PASSAGE TO READ:
____
Why you should befriend chatbots before your competitors do
Artificial Intelligence (AI) powered chat applications, known as chatbots, allow businesses to do exciting things – from answering questions to offering solutions, they’re the ultimate and most exciting way to help improve the customer experience immediately, and exponentially.
In 2016, Facebook announced that it would allow developers to place chatbots on its messenger app.
As a result, businesses that seek to reduce the load on their customer service executives, improve user experience, and build something new and exciting are experimenting with chatbots.
At last year’s Facebook Developer Conference, F8, the company announced that its messenger app was home to more than 100,000 chatbots. But the chatbot revolution isn’t limited to Facebook.
Chatbots are available to the 2.1 billion users (in 2018, projected by eMarketer) of messaging apps like WeChat, Kik, LINE, Telegram, Slack and a dozen other platforms.
MarketsandMarkets believes that the global chatbot market is growing by 31.2 percent (CAGR) every year and expects it to be worth US$ 3.17 billion by 2021.
So, we’ve established that chatbots have now become a force to reckon with but where did they come from? Well, the world has been fascinated with AI-powered computer programs that can hold textual conversations for decades.
In fact, in 1990 Hugh Loebner and the Cambridge Center for Behavioral Studies in the USA established the Loebner Prize, an annual competition to find the most human-like computer programs. Last year’s winner, Mitsuku, also won the competition in 2016 and in 2013, and has quite a sense of humor.
https://twitter.com/MitsukuChatbot/status/955928580034310144
Although judges are hard to fool, users often find it hard to distinguish between human customer support representatives and chatbots on the Internet.
Further, a thought leadership piece by Accenture quoted a Twilio study when it said that nine out of 10 consumers globally want to use messaging to interact with businesses.
As a result, businesses that understand these metrics are keen on getting their chatbot up and running as quickly as possible.
So, who’s using chatbots?
Everyone! Whether it’s airlines, non-profits, banks and financial services institutions, or even healthcare – there’s a chatbot use case for almost every industry and every niche out there.
Baidu, for example, launched an AI-powered medical “conversational bot” named Melody to help doctors and patients alike.
“The new AI-based medical assistant functionality in Baidu Doctor will increase doctor productivity and enable patients to get quicker answers to their health-related questions,” said Zheng Li, general manager of Baidu’s Medical Services Business Unit, in a press release.
Last year, SAP Ariba, the procurement solutions provider, also announced plans to launch a chatbot.
“Intelligent bots are facilitating a whole new paradigm of interactions that allow people to be more efficient and smarter in what they do. We are investing in these types of applications and technologies such as artificial intelligence and machine learning to deliver a next-generation user experience for our customers that promises to transform procurement as we know it,” SAP Ariba Chief Technology Officer Dinesh Shahane said in a press release.
In the financial services space, chatbots seem to be doing exceedingly well. Everyone from Mastercard to Citi to Nordea has a chatbot for some segment of their business if not all.
____
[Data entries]
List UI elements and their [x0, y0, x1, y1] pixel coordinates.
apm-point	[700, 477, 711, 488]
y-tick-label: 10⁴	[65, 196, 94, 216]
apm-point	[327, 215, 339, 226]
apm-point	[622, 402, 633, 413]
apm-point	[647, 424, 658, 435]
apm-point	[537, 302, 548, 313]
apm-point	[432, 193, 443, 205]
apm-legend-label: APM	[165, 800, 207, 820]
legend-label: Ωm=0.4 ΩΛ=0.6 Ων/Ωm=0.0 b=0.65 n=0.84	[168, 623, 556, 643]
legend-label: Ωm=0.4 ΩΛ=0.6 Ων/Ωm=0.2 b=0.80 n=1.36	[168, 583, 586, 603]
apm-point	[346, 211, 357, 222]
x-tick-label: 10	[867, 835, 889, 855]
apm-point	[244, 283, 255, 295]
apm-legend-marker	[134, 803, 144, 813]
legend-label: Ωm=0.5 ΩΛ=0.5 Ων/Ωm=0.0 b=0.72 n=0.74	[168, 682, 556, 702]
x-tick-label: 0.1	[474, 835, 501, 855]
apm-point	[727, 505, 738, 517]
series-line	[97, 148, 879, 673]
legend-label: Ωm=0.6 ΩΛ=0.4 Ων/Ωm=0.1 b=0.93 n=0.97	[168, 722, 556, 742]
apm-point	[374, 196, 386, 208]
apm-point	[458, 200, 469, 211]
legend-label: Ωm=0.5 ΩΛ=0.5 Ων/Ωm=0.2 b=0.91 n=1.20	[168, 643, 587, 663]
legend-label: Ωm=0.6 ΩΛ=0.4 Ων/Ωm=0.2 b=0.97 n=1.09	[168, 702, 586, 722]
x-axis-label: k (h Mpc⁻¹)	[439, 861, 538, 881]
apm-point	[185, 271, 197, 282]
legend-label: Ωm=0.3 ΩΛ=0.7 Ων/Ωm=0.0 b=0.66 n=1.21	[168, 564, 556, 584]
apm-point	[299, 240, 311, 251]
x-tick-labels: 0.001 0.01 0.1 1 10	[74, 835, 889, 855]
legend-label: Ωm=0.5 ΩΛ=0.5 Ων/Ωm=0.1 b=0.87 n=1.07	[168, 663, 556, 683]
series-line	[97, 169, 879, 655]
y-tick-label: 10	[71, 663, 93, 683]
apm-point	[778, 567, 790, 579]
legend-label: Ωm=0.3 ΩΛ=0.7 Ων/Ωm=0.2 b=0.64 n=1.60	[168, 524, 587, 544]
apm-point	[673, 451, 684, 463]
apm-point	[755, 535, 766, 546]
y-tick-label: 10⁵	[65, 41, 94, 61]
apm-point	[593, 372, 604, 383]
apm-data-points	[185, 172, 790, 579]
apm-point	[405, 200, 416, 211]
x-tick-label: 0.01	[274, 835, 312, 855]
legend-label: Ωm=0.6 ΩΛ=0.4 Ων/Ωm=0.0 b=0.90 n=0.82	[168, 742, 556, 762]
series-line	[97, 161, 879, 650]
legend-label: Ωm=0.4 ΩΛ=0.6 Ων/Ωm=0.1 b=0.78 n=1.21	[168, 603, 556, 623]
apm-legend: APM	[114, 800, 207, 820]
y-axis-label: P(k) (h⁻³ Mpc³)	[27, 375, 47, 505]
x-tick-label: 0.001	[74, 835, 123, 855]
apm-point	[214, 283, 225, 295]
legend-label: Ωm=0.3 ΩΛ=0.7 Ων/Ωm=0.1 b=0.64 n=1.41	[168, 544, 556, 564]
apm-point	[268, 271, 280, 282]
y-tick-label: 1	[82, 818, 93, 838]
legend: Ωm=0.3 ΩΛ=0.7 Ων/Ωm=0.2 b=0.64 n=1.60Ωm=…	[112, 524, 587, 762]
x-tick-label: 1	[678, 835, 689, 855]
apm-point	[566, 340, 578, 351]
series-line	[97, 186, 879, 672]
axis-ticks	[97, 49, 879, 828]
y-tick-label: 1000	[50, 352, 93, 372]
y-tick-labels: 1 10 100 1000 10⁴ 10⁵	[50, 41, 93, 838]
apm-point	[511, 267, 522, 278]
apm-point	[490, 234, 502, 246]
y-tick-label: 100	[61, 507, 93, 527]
____
TASKS:
• a. According to the chatbot article, how many chatbots did Facebook say its messenger app held at last year's F8 conference?
• b. Write out the part of the chatbot article that opens with the words containing "Baidu, for example, launched" and closes with "launch a chatbot.", replacing "Melody" with "Harmony".
• c. Translate this sentence from the chatbot article into Spanish: "In 2016, Facebook announced that it would allow developers to place chatbots on its messenger app."
The listing is separate material, apart from the chatbot article.

YOUR WRITTEN ANSWERS:
• a. More than 100,000.

• b.
Baidu, for example, launched an AI-powered medical “conversational bot” named Harmony to help doctors and patients alike.
“The new AI-based medical assistant functionality in Baidu Doctor will increase doctor productivity and enable patients to get quicker answers to their health-related questions,” said Zheng Li, general manager of Baidu’s Medical Services Business Unit, in a press release.
Last year, SAP Ariba, the procurement solutions provider, also announced plans to launch a chatbot.

• c. En 2016, Facebook anunció que permitiría a los desarrolladores colocar chatbots en su aplicación de mensajería.